▸ **Requirements**: Write the material out again in full, exactly.

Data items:
====

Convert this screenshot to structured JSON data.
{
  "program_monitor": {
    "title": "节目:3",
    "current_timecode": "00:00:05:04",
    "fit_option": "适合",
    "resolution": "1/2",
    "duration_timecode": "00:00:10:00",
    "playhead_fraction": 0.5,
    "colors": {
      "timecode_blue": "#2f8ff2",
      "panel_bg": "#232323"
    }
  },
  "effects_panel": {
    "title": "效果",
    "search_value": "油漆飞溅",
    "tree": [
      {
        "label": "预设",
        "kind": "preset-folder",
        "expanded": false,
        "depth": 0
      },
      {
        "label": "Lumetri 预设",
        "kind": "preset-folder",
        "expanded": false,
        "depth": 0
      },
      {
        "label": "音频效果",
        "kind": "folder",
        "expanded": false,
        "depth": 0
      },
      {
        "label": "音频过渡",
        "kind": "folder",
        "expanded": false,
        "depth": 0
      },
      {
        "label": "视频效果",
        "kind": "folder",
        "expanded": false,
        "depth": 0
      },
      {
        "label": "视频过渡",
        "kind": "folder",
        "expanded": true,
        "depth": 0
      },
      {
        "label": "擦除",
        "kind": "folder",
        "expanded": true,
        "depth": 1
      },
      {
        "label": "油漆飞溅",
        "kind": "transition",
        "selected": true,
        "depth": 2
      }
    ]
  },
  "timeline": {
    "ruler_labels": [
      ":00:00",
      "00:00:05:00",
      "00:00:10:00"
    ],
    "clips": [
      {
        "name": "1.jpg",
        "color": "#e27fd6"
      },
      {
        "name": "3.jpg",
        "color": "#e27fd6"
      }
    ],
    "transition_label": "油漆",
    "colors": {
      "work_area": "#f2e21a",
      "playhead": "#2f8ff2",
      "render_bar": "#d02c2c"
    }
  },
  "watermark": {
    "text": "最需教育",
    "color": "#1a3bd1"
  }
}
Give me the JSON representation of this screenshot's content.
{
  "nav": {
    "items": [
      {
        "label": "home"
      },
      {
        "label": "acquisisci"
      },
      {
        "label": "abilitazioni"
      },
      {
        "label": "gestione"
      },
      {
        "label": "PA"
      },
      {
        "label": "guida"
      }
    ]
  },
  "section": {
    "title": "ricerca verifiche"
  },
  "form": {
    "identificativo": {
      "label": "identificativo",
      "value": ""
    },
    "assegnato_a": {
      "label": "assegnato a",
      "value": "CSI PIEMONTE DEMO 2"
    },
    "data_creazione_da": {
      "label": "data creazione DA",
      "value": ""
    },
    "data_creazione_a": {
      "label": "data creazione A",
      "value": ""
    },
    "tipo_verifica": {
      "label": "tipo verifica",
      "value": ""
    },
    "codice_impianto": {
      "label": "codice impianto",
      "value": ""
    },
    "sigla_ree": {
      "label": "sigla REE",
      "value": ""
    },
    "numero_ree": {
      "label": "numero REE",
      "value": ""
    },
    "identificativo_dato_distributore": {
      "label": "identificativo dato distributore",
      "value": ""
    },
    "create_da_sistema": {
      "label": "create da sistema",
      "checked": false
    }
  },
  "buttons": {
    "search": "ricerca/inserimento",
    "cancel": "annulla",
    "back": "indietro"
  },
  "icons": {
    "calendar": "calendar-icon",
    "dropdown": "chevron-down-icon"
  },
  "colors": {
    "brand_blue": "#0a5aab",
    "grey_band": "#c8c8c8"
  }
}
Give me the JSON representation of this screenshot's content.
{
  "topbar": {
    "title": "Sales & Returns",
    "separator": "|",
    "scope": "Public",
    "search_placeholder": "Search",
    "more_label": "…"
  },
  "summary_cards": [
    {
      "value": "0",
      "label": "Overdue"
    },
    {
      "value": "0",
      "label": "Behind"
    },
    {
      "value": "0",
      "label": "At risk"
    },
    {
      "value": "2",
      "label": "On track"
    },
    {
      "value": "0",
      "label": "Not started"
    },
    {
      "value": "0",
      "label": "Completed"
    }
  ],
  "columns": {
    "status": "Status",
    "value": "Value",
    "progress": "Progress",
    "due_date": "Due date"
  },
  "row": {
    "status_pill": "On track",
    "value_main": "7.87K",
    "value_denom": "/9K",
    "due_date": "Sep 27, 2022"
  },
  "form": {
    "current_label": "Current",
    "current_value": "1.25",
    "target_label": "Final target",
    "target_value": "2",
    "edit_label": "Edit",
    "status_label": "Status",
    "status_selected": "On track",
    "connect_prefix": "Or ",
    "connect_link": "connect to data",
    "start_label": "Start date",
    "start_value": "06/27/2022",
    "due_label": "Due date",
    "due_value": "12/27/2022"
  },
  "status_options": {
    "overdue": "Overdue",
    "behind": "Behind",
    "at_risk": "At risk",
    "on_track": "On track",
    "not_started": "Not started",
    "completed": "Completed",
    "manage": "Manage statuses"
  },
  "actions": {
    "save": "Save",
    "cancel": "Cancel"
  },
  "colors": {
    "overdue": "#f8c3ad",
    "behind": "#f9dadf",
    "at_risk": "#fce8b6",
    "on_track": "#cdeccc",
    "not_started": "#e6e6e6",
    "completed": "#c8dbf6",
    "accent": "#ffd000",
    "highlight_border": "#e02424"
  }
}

====

▸ **Answer below**:
Convert this screenshot to structured JSON data.
{
  "program_monitor": {
    "title": "节目:3",
    "current_timecode": "00:00:05:04",
    "fit_option": "适合",
    "resolution": "1/2",
    "duration_timecode": "00:00:10:00",
    "playhead_fraction": 0.5,
    "colors": {
      "timecode_blue": "#2f8ff2",
      "panel_bg": "#232323"
    }
  },
  "effects_panel": {
    "title": "效果",
    "search_value": "油漆飞溅",
    "tree": [
      {
        "label": "预设",
        "kind": "preset-folder",
        "expanded": false,
        "depth": 0
      },
      {
        "label": "Lumetri 预设",
        "kind": "preset-folder",
        "expanded": false,
        "depth": 0
      },
      {
        "label": "音频效果",
        "kind": "folder",
        "expanded": false,
        "depth": 0
      },
      {
        "label": "音频过渡",
        "kind": "folder",
        "expanded": false,
        "depth": 0
      },
      {
        "label": "视频效果",
        "kind": "folder",
        "expanded": false,
        "depth": 0
      },
      {
        "label": "视频过渡",
        "kind": "folder",
        "expanded": true,
        "depth": 0
      },
      {
        "label": "擦除",
        "kind": "folder",
        "expanded": true,
        "depth": 1
      },
      {
        "label": "油漆飞溅",
        "kind": "transition",
        "selected": true,
        "depth": 2
      }
    ]
  },
  "timeline": {
    "ruler_labels": [
      ":00:00",
      "00:00:05:00",
      "00:00:10:00"
    ],
    "clips": [
      {
        "name": "1.jpg",
        "color": "#e27fd6"
      },
      {
        "name": "3.jpg",
        "color": "#e27fd6"
      }
    ],
    "transition_label": "油漆",
    "colors": {
      "work_area": "#f2e21a",
      "playhead": "#2f8ff2",
      "render_bar": "#d02c2c"
    }
  },
  "watermark": {
    "text": "最需教育",
    "color": "#1a3bd1"
  }
}
Give me the JSON representation of this screenshot's content.
{
  "nav": {
    "items": [
      {
        "label": "home"
      },
      {
        "label": "acquisisci"
      },
      {
        "label": "abilitazioni"
      },
      {
        "label": "gestione"
      },
      {
        "label": "PA"
      },
      {
        "label": "guida"
      }
    ]
  },
  "section": {
    "title": "ricerca verifiche"
  },
  "form": {
    "identificativo": {
      "label": "identificativo",
      "value": ""
    },
    "assegnato_a": {
      "label": "assegnato a",
      "value": "CSI PIEMONTE DEMO 2"
    },
    "data_creazione_da": {
      "label": "data creazione DA",
      "value": ""
    },
    "data_creazione_a": {
      "label": "data creazione A",
      "value": ""
    },
    "tipo_verifica": {
      "label": "tipo verifica",
      "value": ""
    },
    "codice_impianto": {
      "label": "codice impianto",
      "value": ""
    },
    "sigla_ree": {
      "label": "sigla REE",
      "value": ""
    },
    "numero_ree": {
      "label": "numero REE",
      "value": ""
    },
    "identificativo_dato_distributore": {
      "label": "identificativo dato distributore",
      "value": ""
    },
    "create_da_sistema": {
      "label": "create da sistema",
      "checked": false
    }
  },
  "buttons": {
    "search": "ricerca/inserimento",
    "cancel": "annulla",
    "back": "indietro"
  },
  "icons": {
    "calendar": "calendar-icon",
    "dropdown": "chevron-down-icon"
  },
  "colors": {
    "brand_blue": "#0a5aab",
    "grey_band": "#c8c8c8"
  }
}
Give me the JSON representation of this screenshot's content.
{
  "topbar": {
    "title": "Sales & Returns",
    "separator": "|",
    "scope": "Public",
    "search_placeholder": "Search",
    "more_label": "…"
  },
  "summary_cards": [
    {
      "value": "0",
      "label": "Overdue"
    },
    {
      "value": "0",
      "label": "Behind"
    },
    {
      "value": "0",
      "label": "At risk"
    },
    {
      "value": "2",
      "label": "On track"
    },
    {
      "value": "0",
      "label": "Not started"
    },
    {
      "value": "0",
      "label": "Completed"
    }
  ],
  "columns": {
    "status": "Status",
    "value": "Value",
    "progress": "Progress",
    "due_date": "Due date"
  },
  "row": {
    "status_pill": "On track",
    "value_main": "7.87K",
    "value_denom": "/9K",
    "due_date": "Sep 27, 2022"
  },
  "form": {
    "current_label": "Current",
    "current_value": "1.25",
    "target_label": "Final target",
    "target_value": "2",
    "edit_label": "Edit",
    "status_label": "Status",
    "status_selected": "On track",
    "connect_prefix": "Or ",
    "connect_link": "connect to data",
    "start_label": "Start date",
    "start_value": "06/27/2022",
    "due_label": "Due date",
    "due_value": "12/27/2022"
  },
  "status_options": {
    "overdue": "Overdue",
    "behind": "Behind",
    "at_risk": "At risk",
    "on_track": "On track",
    "not_started": "Not started",
    "completed": "Completed",
    "manage": "Manage statuses"
  },
  "actions": {
    "save": "Save",
    "cancel": "Cancel"
  },
  "colors": {
    "overdue": "#f8c3ad",
    "behind": "#f9dadf",
    "at_risk": "#fce8b6",
    "on_track": "#cdeccc",
    "not_started": "#e6e6e6",
    "completed": "#c8dbf6",
    "accent": "#ffd000",
    "highlight_border": "#e02424"
  }
}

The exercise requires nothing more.